_DO THIS_
Keep every line where the word "MANAGEMENT" appears; drop the rest.

_ROWS_

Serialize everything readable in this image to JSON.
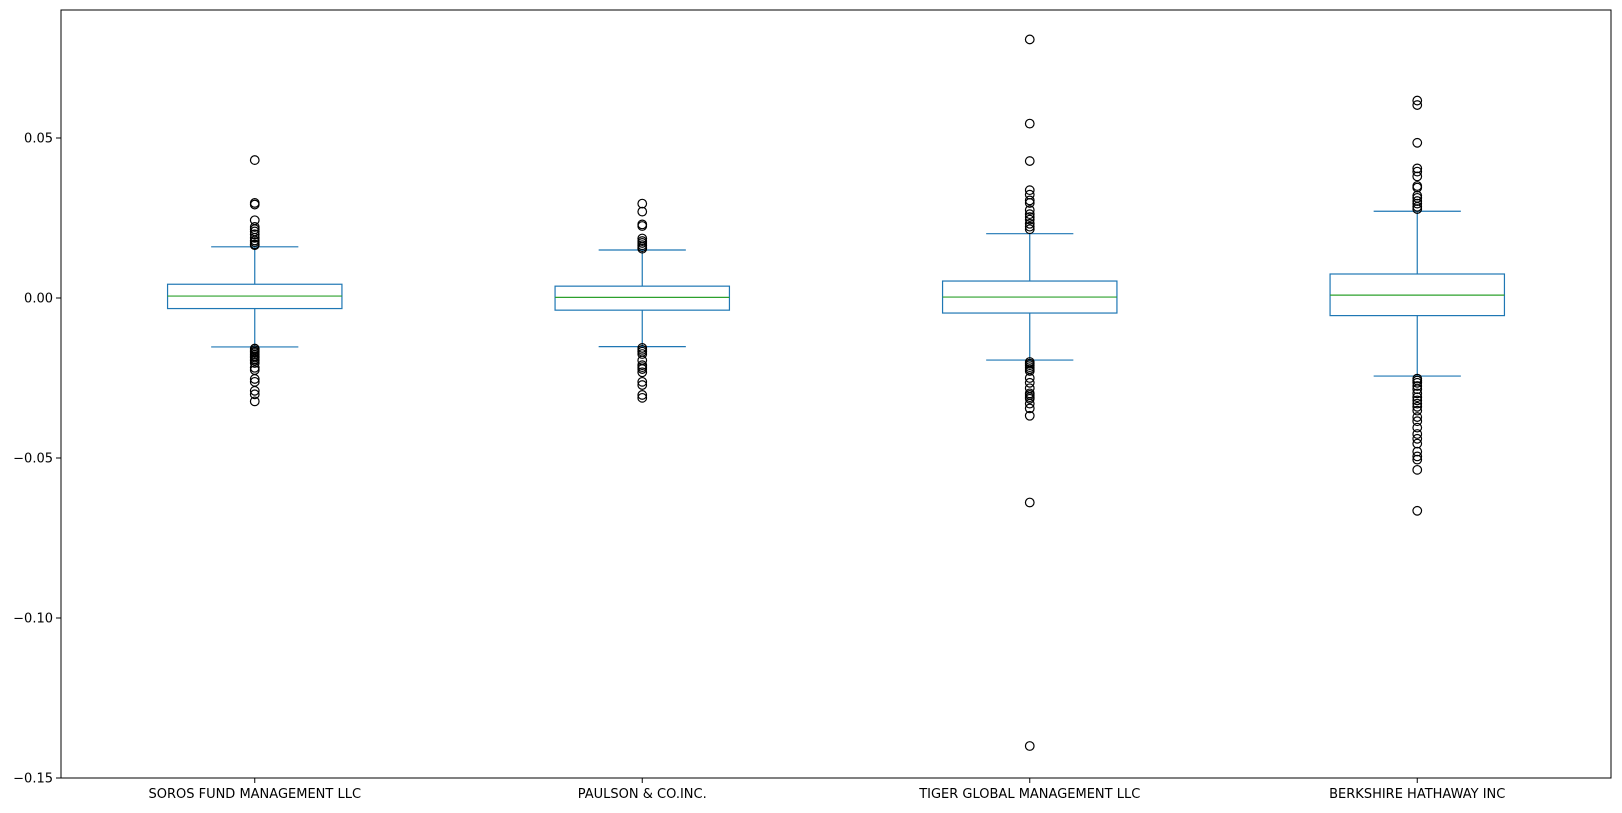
{
  "chart_data": {
    "type": "box",
    "categories": [
      "SOROS FUND MANAGEMENT LLC",
      "PAULSON & CO.INC.",
      "TIGER GLOBAL MANAGEMENT LLC",
      "BERKSHIRE HATHAWAY INC"
    ],
    "ylim": [
      -0.15,
      0.09
    ],
    "yticks": [
      -0.15,
      -0.1,
      -0.05,
      0.0,
      0.05
    ],
    "ytick_labels": [
      "−0.15",
      "−0.10",
      "−0.05",
      "0.00",
      "0.05"
    ],
    "grid": false,
    "legend": "none",
    "colors": {
      "box": "#1f77b4",
      "median": "#2ca02c",
      "flier": "#000000",
      "axes": "#000000"
    },
    "boxes": [
      {
        "name": "SOROS FUND MANAGEMENT LLC",
        "whisker_low": -0.0153,
        "q1": -0.0033,
        "median": 0.0006,
        "q3": 0.0043,
        "whisker_high": 0.016,
        "outliers": [
          0.0431,
          0.0297,
          0.0292,
          0.0243,
          0.0222,
          0.0215,
          0.0208,
          0.0199,
          0.0188,
          0.018,
          0.0175,
          0.0168,
          0.0165,
          -0.0158,
          -0.0163,
          -0.0168,
          -0.0172,
          -0.0177,
          -0.0182,
          -0.0186,
          -0.0191,
          -0.0196,
          -0.0203,
          -0.0218,
          -0.0225,
          -0.0253,
          -0.0262,
          -0.029,
          -0.0301,
          -0.0323
        ]
      },
      {
        "name": "PAULSON & CO.INC.",
        "whisker_low": -0.0152,
        "q1": -0.0038,
        "median": 0.0002,
        "q3": 0.0037,
        "whisker_high": 0.015,
        "outliers": [
          0.0295,
          0.027,
          0.023,
          0.0225,
          0.0186,
          0.0178,
          0.0172,
          0.0165,
          0.0159,
          0.0154,
          -0.0156,
          -0.0162,
          -0.0168,
          -0.0175,
          -0.0195,
          -0.021,
          -0.0216,
          -0.0222,
          -0.0232,
          -0.0262,
          -0.0272,
          -0.0303,
          -0.0312
        ]
      },
      {
        "name": "TIGER GLOBAL MANAGEMENT LLC",
        "whisker_low": -0.0194,
        "q1": -0.0047,
        "median": 0.0003,
        "q3": 0.0053,
        "whisker_high": 0.0201,
        "outliers": [
          0.0808,
          0.0545,
          0.0428,
          0.0337,
          0.0323,
          0.0305,
          0.0297,
          0.0275,
          0.0262,
          0.0253,
          0.0245,
          0.0232,
          0.0223,
          0.0215,
          -0.02,
          -0.0205,
          -0.021,
          -0.0216,
          -0.0222,
          -0.0228,
          -0.025,
          -0.0265,
          -0.0282,
          -0.0298,
          -0.0303,
          -0.031,
          -0.0315,
          -0.033,
          -0.0345,
          -0.0368,
          -0.0639,
          -0.14
        ]
      },
      {
        "name": "BERKSHIRE HATHAWAY INC",
        "whisker_low": -0.0244,
        "q1": -0.0055,
        "median": 0.0009,
        "q3": 0.0075,
        "whisker_high": 0.0271,
        "outliers": [
          0.0617,
          0.0603,
          0.0485,
          0.0405,
          0.0395,
          0.038,
          0.035,
          0.0345,
          0.032,
          0.0313,
          0.0303,
          0.0295,
          0.0285,
          0.0278,
          -0.0252,
          -0.0258,
          -0.0265,
          -0.0275,
          -0.0285,
          -0.0298,
          -0.031,
          -0.032,
          -0.033,
          -0.034,
          -0.0352,
          -0.0372,
          -0.0385,
          -0.0405,
          -0.0425,
          -0.044,
          -0.0455,
          -0.048,
          -0.0495,
          -0.0505,
          -0.0537,
          -0.0665
        ]
      }
    ]
  }
}
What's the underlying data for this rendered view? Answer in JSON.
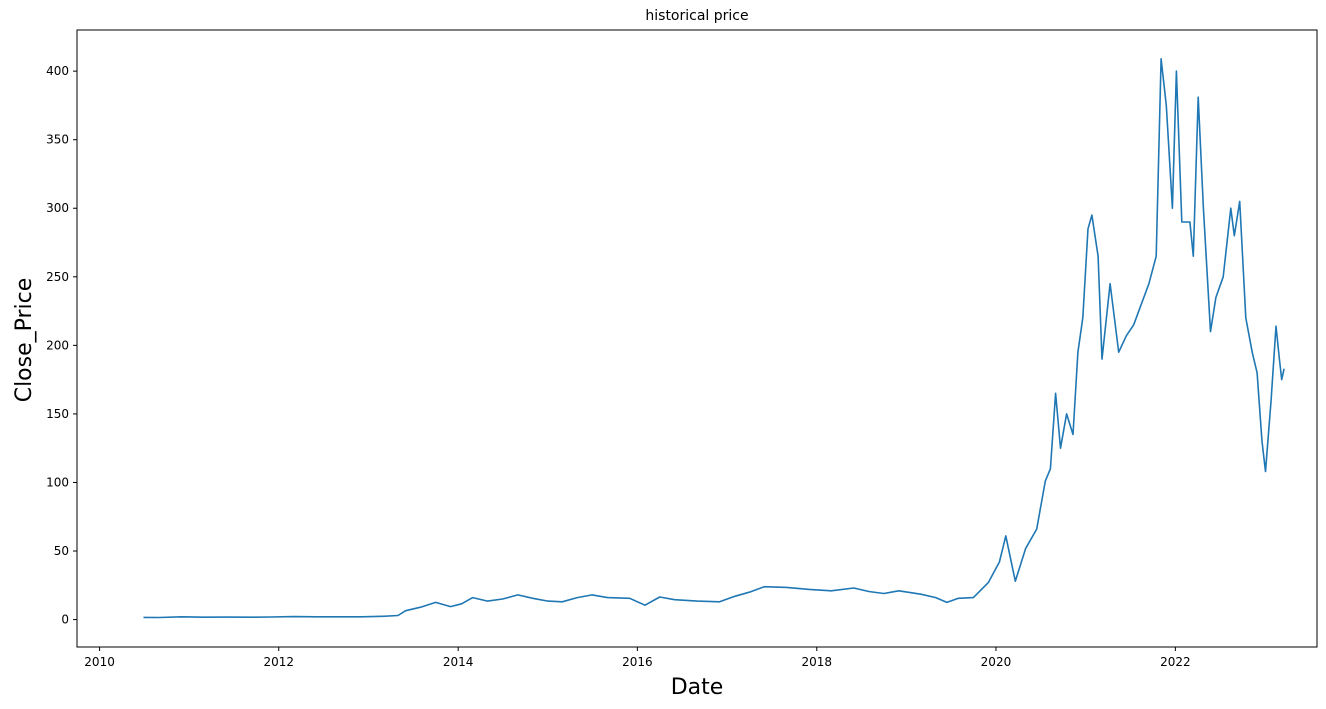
{
  "chart_data": {
    "type": "line",
    "title": "historical price",
    "xlabel": "Date",
    "ylabel": "Close_Price",
    "xlim": [
      "2009-10-01",
      "2023-08-01"
    ],
    "ylim": [
      -20,
      430
    ],
    "x_ticks": [
      "2010",
      "2012",
      "2014",
      "2016",
      "2018",
      "2020",
      "2022"
    ],
    "y_ticks": [
      0,
      50,
      100,
      150,
      200,
      250,
      300,
      350,
      400
    ],
    "grid": false,
    "legend": "none",
    "series": [
      {
        "color": "#1f77b4",
        "points": [
          [
            "2010-06-29",
            1.6
          ],
          [
            "2010-09-01",
            1.5
          ],
          [
            "2010-12-01",
            2.0
          ],
          [
            "2011-03-01",
            1.7
          ],
          [
            "2011-06-01",
            1.8
          ],
          [
            "2011-09-01",
            1.7
          ],
          [
            "2011-12-01",
            1.9
          ],
          [
            "2012-03-01",
            2.2
          ],
          [
            "2012-06-01",
            2.0
          ],
          [
            "2012-09-01",
            2.0
          ],
          [
            "2012-12-01",
            2.0
          ],
          [
            "2013-03-01",
            2.4
          ],
          [
            "2013-05-01",
            3.0
          ],
          [
            "2013-06-01",
            6.5
          ],
          [
            "2013-08-01",
            9.0
          ],
          [
            "2013-10-01",
            12.5
          ],
          [
            "2013-12-01",
            9.5
          ],
          [
            "2014-01-15",
            11.5
          ],
          [
            "2014-03-01",
            16.0
          ],
          [
            "2014-05-01",
            13.5
          ],
          [
            "2014-07-01",
            15.0
          ],
          [
            "2014-09-01",
            18.0
          ],
          [
            "2014-11-01",
            15.5
          ],
          [
            "2015-01-01",
            13.5
          ],
          [
            "2015-03-01",
            13.0
          ],
          [
            "2015-05-01",
            16.0
          ],
          [
            "2015-07-01",
            18.0
          ],
          [
            "2015-09-01",
            16.0
          ],
          [
            "2015-12-01",
            15.5
          ],
          [
            "2016-02-01",
            10.5
          ],
          [
            "2016-04-01",
            16.5
          ],
          [
            "2016-06-01",
            14.5
          ],
          [
            "2016-09-01",
            13.5
          ],
          [
            "2016-12-01",
            13.0
          ],
          [
            "2017-02-01",
            17.0
          ],
          [
            "2017-04-01",
            20.0
          ],
          [
            "2017-06-01",
            24.0
          ],
          [
            "2017-09-01",
            23.5
          ],
          [
            "2017-12-01",
            22.0
          ],
          [
            "2018-03-01",
            21.0
          ],
          [
            "2018-06-01",
            23.0
          ],
          [
            "2018-08-01",
            20.5
          ],
          [
            "2018-10-01",
            19.0
          ],
          [
            "2018-12-01",
            21.0
          ],
          [
            "2019-03-01",
            18.5
          ],
          [
            "2019-05-01",
            16.0
          ],
          [
            "2019-06-15",
            12.5
          ],
          [
            "2019-08-01",
            15.5
          ],
          [
            "2019-10-01",
            16.0
          ],
          [
            "2019-12-01",
            27.0
          ],
          [
            "2020-01-15",
            42.0
          ],
          [
            "2020-02-10",
            61.0
          ],
          [
            "2020-03-20",
            28.0
          ],
          [
            "2020-05-01",
            52.0
          ],
          [
            "2020-06-15",
            66.0
          ],
          [
            "2020-07-20",
            101.0
          ],
          [
            "2020-08-10",
            110.0
          ],
          [
            "2020-08-31",
            165.0
          ],
          [
            "2020-09-20",
            125.0
          ],
          [
            "2020-10-15",
            150.0
          ],
          [
            "2020-11-10",
            135.0
          ],
          [
            "2020-11-30",
            195.0
          ],
          [
            "2020-12-20",
            220.0
          ],
          [
            "2021-01-10",
            285.0
          ],
          [
            "2021-01-26",
            295.0
          ],
          [
            "2021-02-20",
            265.0
          ],
          [
            "2021-03-08",
            190.0
          ],
          [
            "2021-04-10",
            245.0
          ],
          [
            "2021-05-15",
            195.0
          ],
          [
            "2021-06-15",
            207.0
          ],
          [
            "2021-07-15",
            215.0
          ],
          [
            "2021-08-15",
            230.0
          ],
          [
            "2021-09-15",
            245.0
          ],
          [
            "2021-10-15",
            265.0
          ],
          [
            "2021-11-04",
            409.0
          ],
          [
            "2021-11-25",
            375.0
          ],
          [
            "2021-12-20",
            300.0
          ],
          [
            "2022-01-05",
            400.0
          ],
          [
            "2022-01-27",
            290.0
          ],
          [
            "2022-03-01",
            290.0
          ],
          [
            "2022-03-15",
            265.0
          ],
          [
            "2022-04-04",
            381.0
          ],
          [
            "2022-04-25",
            300.0
          ],
          [
            "2022-05-24",
            210.0
          ],
          [
            "2022-06-15",
            235.0
          ],
          [
            "2022-07-15",
            250.0
          ],
          [
            "2022-08-15",
            300.0
          ],
          [
            "2022-08-29",
            280.0
          ],
          [
            "2022-09-20",
            305.0
          ],
          [
            "2022-10-15",
            220.0
          ],
          [
            "2022-11-10",
            195.0
          ],
          [
            "2022-11-30",
            180.0
          ],
          [
            "2022-12-20",
            130.0
          ],
          [
            "2023-01-03",
            108.0
          ],
          [
            "2023-01-26",
            160.0
          ],
          [
            "2023-02-15",
            214.0
          ],
          [
            "2023-03-01",
            190.0
          ],
          [
            "2023-03-10",
            175.0
          ],
          [
            "2023-03-20",
            183.0
          ]
        ]
      }
    ]
  }
}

_FINAL ANSWER_
      "SOROS FUND MANAGEMENT LLC",
      "TIGER GLOBAL MANAGEMENT LLC",
        "name": "SOROS FUND MANAGEMENT LLC",
        "name": "TIGER GLOBAL MANAGEMENT LLC",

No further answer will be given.